_Written task_. Put the rows below into a numbered list, running from the line with "cell-activity: Programmieren mit Spaß Gruppe 2" to the line with "cell-activity: Hausaufgaben Klasse", both included and without blank lines.
##### Records for the exercise #####
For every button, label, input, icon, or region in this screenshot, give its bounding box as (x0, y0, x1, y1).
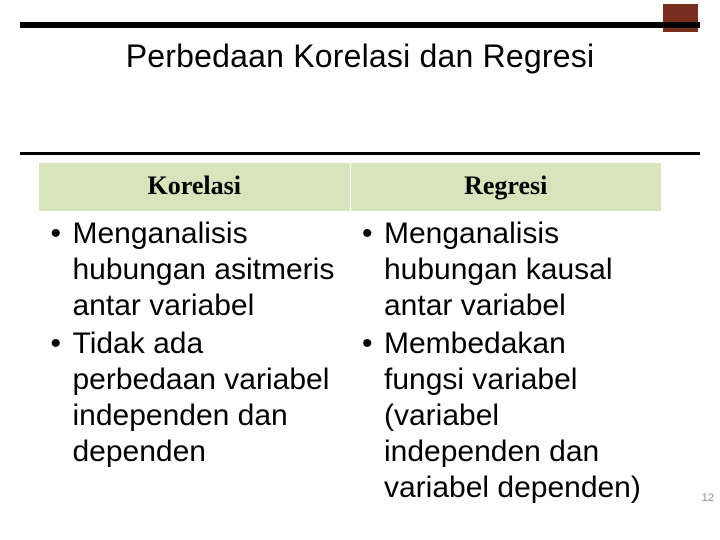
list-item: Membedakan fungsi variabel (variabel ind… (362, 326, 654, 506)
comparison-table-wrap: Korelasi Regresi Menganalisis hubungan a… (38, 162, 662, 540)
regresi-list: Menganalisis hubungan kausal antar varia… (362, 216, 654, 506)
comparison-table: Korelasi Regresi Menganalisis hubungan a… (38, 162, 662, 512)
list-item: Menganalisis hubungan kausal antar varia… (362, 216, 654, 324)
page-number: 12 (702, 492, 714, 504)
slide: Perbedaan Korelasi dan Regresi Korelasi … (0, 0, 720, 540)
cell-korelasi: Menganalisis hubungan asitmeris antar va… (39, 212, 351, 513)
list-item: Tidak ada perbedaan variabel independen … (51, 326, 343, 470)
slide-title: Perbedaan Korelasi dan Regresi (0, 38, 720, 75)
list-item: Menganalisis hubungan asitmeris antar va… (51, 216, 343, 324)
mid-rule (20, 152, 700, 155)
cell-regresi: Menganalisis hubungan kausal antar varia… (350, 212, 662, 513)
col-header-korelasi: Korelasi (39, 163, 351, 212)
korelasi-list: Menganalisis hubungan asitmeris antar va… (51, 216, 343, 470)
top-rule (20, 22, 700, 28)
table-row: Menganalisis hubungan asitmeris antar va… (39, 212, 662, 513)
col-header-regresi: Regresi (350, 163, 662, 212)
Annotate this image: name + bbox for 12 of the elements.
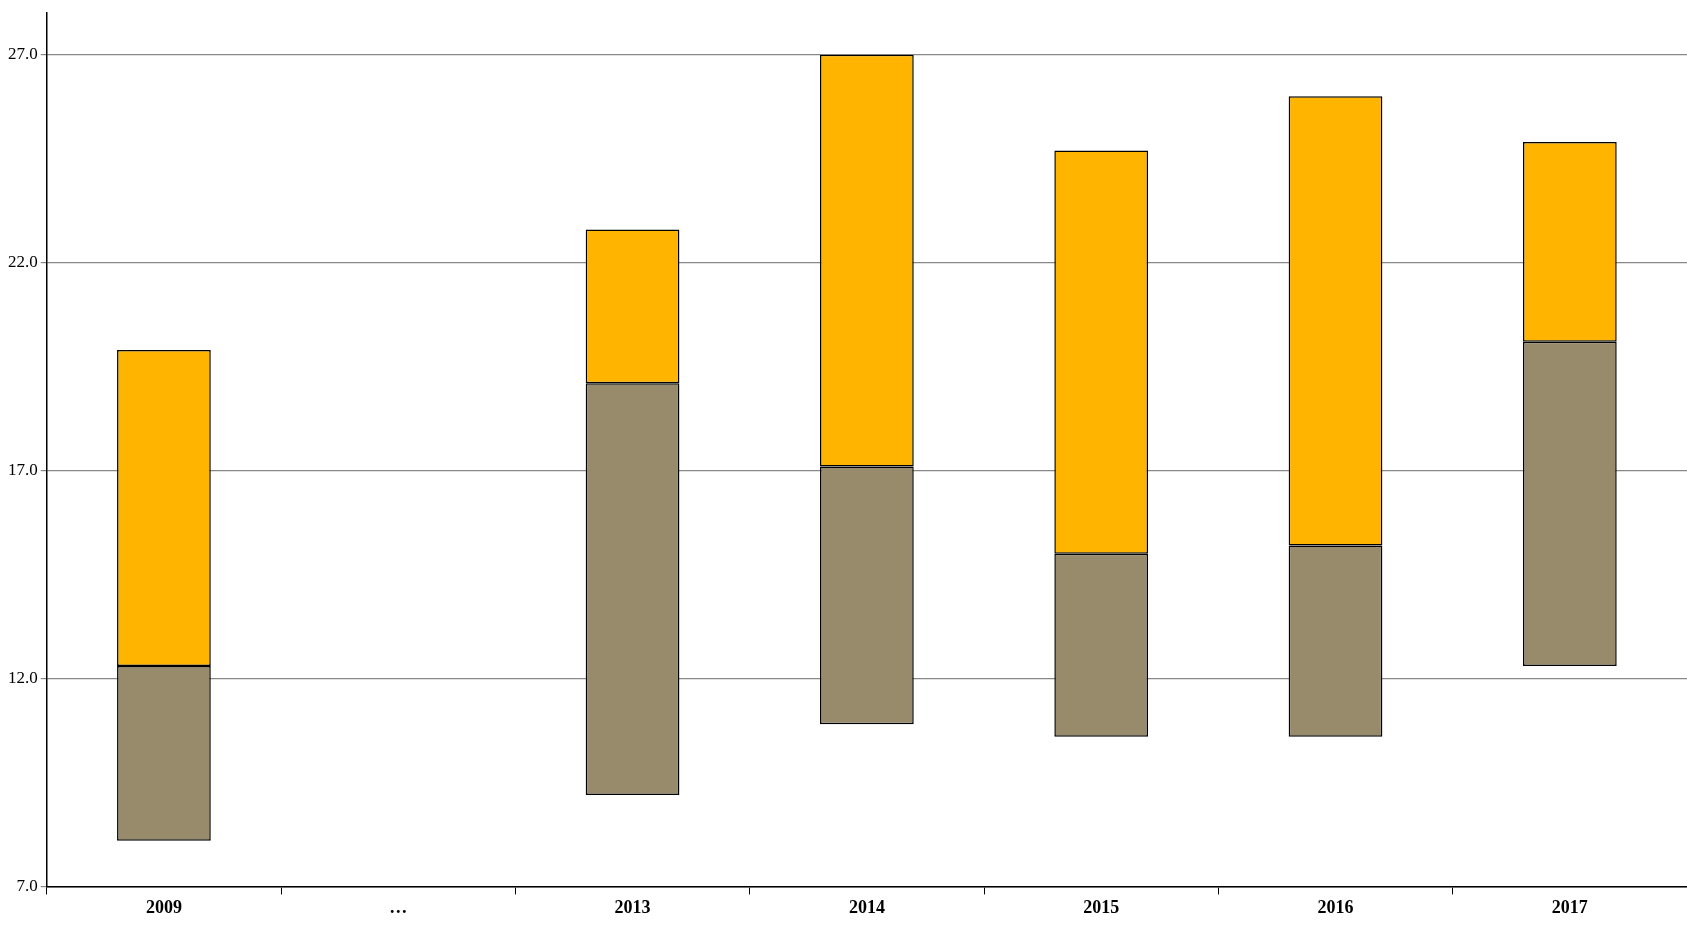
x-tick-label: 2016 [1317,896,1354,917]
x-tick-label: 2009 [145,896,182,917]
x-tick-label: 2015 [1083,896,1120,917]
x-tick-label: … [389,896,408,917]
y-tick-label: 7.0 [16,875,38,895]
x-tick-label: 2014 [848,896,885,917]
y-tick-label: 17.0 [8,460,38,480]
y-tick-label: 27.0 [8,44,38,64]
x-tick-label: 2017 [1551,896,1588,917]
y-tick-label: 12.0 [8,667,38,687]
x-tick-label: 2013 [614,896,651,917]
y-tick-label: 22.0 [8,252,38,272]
#####
##### Records for the exercise #####
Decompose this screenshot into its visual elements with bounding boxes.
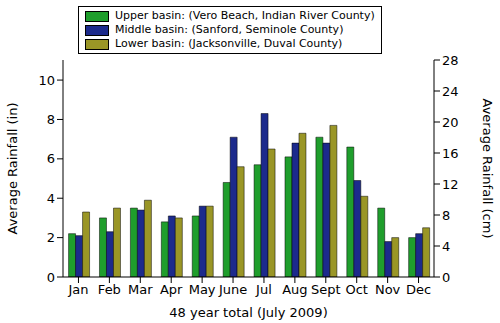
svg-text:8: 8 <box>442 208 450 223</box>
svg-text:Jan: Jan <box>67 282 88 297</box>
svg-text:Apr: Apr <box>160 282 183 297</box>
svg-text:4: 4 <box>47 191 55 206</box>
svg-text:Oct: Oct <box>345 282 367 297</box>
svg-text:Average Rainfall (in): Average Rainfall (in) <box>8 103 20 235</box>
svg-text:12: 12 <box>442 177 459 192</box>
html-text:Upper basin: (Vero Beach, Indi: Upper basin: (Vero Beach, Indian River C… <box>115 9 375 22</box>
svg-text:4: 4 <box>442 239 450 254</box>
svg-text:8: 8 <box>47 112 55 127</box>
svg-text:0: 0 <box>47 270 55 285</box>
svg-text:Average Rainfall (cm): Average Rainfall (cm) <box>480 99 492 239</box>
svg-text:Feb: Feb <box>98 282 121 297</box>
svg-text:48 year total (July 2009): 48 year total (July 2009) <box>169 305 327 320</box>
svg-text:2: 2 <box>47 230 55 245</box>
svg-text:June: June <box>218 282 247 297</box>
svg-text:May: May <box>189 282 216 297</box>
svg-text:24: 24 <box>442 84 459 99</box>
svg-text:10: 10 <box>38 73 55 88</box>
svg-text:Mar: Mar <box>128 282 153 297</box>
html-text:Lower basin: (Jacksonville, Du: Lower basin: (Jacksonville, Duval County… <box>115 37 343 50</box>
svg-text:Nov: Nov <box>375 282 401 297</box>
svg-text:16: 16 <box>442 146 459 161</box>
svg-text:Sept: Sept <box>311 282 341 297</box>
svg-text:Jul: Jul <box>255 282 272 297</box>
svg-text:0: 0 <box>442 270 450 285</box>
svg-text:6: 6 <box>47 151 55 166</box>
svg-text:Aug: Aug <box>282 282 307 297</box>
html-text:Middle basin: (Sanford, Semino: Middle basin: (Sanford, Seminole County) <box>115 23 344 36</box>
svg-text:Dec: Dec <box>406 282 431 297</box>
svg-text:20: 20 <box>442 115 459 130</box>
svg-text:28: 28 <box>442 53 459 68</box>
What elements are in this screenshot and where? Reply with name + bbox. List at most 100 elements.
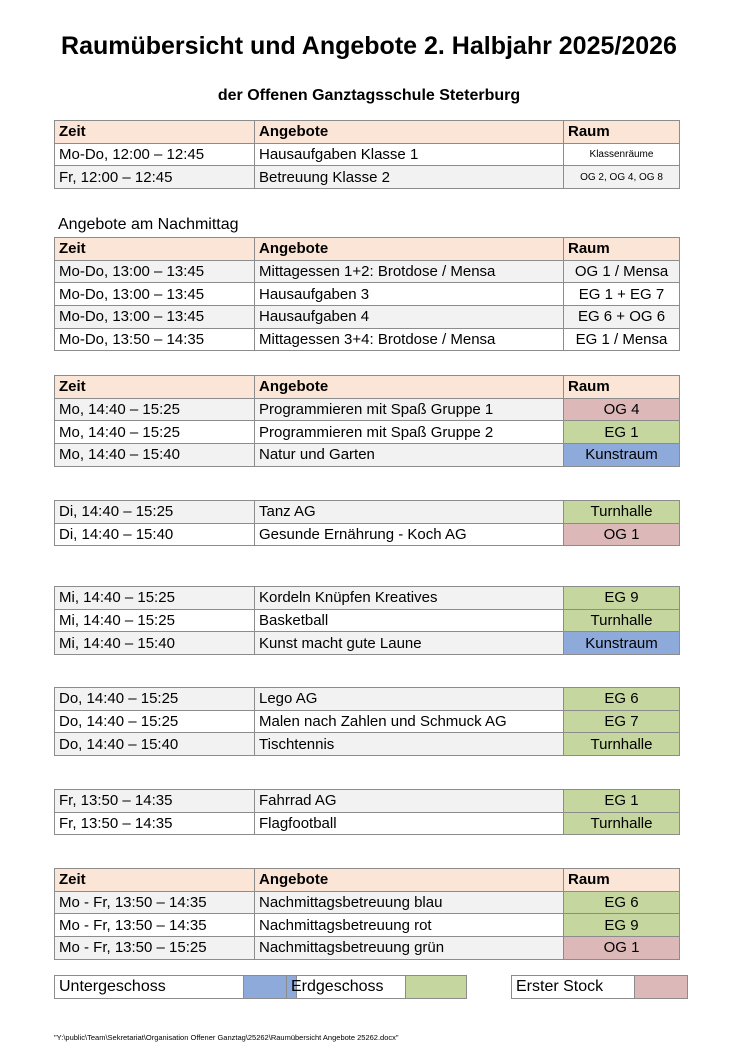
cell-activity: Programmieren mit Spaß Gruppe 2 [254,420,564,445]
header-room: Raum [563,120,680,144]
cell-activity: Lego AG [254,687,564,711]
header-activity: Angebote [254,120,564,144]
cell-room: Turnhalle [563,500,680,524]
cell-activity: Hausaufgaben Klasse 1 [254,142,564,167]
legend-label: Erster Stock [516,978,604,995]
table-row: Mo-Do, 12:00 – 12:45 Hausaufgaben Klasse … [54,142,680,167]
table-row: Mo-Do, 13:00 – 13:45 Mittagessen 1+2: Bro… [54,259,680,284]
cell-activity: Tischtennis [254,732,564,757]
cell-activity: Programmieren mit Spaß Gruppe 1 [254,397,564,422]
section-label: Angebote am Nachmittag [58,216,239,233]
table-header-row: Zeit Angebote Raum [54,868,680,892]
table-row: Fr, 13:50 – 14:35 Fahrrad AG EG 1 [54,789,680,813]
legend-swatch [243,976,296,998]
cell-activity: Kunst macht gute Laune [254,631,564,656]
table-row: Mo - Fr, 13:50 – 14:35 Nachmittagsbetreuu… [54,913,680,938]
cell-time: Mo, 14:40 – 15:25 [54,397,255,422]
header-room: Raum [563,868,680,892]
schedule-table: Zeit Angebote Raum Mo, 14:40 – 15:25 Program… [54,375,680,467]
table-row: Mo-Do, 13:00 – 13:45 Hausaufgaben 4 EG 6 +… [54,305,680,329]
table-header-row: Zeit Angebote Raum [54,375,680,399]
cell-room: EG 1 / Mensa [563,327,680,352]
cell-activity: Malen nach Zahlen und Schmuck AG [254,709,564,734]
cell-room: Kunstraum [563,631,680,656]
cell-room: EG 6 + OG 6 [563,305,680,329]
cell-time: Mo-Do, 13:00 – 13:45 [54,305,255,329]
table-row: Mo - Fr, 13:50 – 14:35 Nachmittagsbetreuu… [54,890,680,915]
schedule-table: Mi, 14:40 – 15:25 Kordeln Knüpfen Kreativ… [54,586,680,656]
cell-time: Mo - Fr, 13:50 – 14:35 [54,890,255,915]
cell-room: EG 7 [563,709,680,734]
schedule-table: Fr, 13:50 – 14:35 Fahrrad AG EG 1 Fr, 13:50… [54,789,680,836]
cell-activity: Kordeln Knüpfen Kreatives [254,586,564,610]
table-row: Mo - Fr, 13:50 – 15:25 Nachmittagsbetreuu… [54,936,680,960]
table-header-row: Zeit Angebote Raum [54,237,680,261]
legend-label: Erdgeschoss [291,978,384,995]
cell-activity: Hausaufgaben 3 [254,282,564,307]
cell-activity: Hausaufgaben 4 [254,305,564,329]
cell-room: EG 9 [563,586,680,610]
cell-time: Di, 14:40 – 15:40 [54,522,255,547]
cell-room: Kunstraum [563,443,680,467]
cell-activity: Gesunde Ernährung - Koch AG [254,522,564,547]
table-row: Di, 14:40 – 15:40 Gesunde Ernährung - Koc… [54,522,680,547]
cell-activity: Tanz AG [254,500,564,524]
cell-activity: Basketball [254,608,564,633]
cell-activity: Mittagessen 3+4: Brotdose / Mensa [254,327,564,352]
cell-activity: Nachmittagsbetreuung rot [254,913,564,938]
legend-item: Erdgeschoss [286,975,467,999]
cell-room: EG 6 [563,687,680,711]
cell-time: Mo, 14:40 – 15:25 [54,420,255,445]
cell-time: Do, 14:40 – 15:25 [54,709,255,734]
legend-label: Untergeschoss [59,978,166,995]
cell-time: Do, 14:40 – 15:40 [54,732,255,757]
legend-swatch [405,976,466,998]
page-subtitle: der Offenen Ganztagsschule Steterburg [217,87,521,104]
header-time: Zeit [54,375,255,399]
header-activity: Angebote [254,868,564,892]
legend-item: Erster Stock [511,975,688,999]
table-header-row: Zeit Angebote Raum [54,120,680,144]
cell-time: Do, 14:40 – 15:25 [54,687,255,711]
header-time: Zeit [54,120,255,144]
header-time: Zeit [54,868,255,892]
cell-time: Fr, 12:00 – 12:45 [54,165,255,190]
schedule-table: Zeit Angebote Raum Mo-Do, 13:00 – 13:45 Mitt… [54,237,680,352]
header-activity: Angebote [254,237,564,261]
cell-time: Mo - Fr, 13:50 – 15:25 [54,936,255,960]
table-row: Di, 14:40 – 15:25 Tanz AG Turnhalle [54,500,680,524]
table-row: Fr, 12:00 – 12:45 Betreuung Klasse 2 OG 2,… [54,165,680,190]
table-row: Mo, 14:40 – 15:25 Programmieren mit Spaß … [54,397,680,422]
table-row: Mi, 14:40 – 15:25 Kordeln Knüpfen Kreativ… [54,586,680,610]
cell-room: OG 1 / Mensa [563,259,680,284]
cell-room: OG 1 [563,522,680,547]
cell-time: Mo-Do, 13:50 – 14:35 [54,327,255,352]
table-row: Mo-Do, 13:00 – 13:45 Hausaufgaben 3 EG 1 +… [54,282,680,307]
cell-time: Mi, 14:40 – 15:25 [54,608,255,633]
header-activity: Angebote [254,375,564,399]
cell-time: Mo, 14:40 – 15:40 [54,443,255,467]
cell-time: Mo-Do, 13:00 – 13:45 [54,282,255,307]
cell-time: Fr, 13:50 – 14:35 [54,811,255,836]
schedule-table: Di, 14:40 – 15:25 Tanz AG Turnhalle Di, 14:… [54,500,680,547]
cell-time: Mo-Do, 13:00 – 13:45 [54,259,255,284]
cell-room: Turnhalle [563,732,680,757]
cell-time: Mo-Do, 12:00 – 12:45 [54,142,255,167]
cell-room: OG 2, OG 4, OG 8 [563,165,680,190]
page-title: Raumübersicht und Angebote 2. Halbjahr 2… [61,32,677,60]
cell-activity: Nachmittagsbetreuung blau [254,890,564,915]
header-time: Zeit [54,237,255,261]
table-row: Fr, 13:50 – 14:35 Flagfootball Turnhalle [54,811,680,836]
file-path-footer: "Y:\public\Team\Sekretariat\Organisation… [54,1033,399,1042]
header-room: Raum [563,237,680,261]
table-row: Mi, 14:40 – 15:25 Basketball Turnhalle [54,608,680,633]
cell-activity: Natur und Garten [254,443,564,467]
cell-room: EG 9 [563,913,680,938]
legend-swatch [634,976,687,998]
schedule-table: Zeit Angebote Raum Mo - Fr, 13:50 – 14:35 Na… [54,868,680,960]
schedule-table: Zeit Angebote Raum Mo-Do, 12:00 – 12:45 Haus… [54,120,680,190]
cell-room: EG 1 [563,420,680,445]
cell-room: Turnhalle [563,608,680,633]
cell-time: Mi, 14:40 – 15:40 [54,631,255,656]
#####
_Solved exercise_.
1. cell-activity: Programmieren mit Spaß Gruppe 2 [254,420,564,445]
2. header-room: Raum [563,120,680,144]
3. cell-activity: Lego AG [254,687,564,711]
4. header-activity: Angebote [254,120,564,144]
5. cell-room: Turnhalle [563,500,680,524]
6. cell-activity: Hausaufgaben Klasse 1 [254,142,564,167]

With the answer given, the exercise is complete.